→ **What is expected**: Examine the records and identify each line that includes the string "ATP酶". Copy those lines.

→ **Data records**:

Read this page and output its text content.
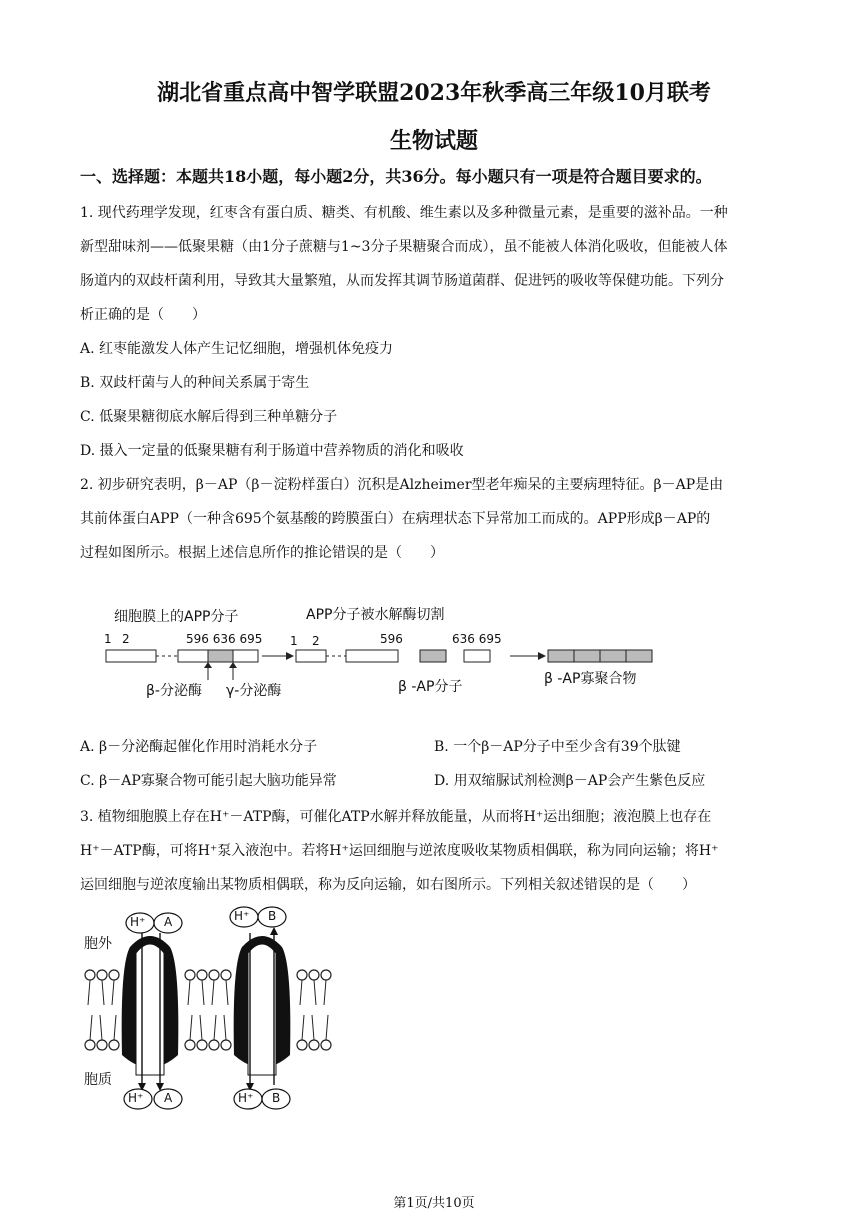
湖北省重点高中智学联盟2023年秋季高三年级10月联考
生物试题
一、选择题：本题共18小题，每小题2分，共36分。每小题只有一项是符合题目要求的。
1. 现代药理学发现，红枣含有蛋白质、糖类、有机酸、维生素以及多种微量元素，是重要的滋补品。一种
新型甜味剂——低聚果糖（由1分子蔗糖与1~3分子果糖聚合而成），虽不能被人体消化吸收，但能被人体
肠道内的双歧杆菌利用，导致其大量繁殖，从而发挥其调节肠道菌群、促进钙的吸收等保健功能。下列分
析正确的是（　　）
A. 红枣能激发人体产生记忆细胞，增强机体免疫力
B. 双歧杆菌与人的种间关系属于寄生
C. 低聚果糖彻底水解后得到三种单糖分子
D. 摄入一定量的低聚果糖有利于肠道中营养物质的消化和吸收
2. 初步研究表明，β－AP（β－淀粉样蛋白）沉积是Alzheimer型老年痴呆的主要病理特征。β－AP是由
其前体蛋白APP（一种含695个氨基酸的跨膜蛋白）在病理状态下异常加工而成的。APP形成β－AP的
过程如图所示。根据上述信息所作的推论错误的是（　　）
细胞膜上的APP分子	APP分子被水解酶切割
1 2	596 636 695 1 2	596	636 695
β-分泌酶 γ-分泌酶	β -AP分子	β -AP寡聚合物
A. β－分泌酶起催化作用时消耗水分子	B. 一个β－AP分子中至少含有39个肽键
C. β－AP寡聚合物可能引起大脑功能异常	D. 用双缩脲试剂检测β－AP会产生紫色反应
3. 植物细胞膜上存在H⁺－ATP酶，可催化ATP水解并释放能量，从而将H⁺运出细胞；液泡膜上也存在
H⁺－ATP酶，可将H⁺泵入液泡中。若将H⁺运回细胞与逆浓度吸收某物质相偶联，称为同向运输；将H⁺
运回细胞与逆浓度输出某物质相偶联，称为反向运输，如右图所示。下列相关叙述错误的是（　　）
胞外
胞质
H⁺ A	H⁺ B
H⁺ A	H⁺ B
第1页/共10页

→ **Final result**:
3. 植物细胞膜上存在H⁺－ATP酶，可催化ATP水解并释放能量，从而将H⁺运出细胞；液泡膜上也存在
H⁺－ATP酶，可将H⁺泵入液泡中。若将H⁺运回细胞与逆浓度吸收某物质相偶联，称为同向运输；将H⁺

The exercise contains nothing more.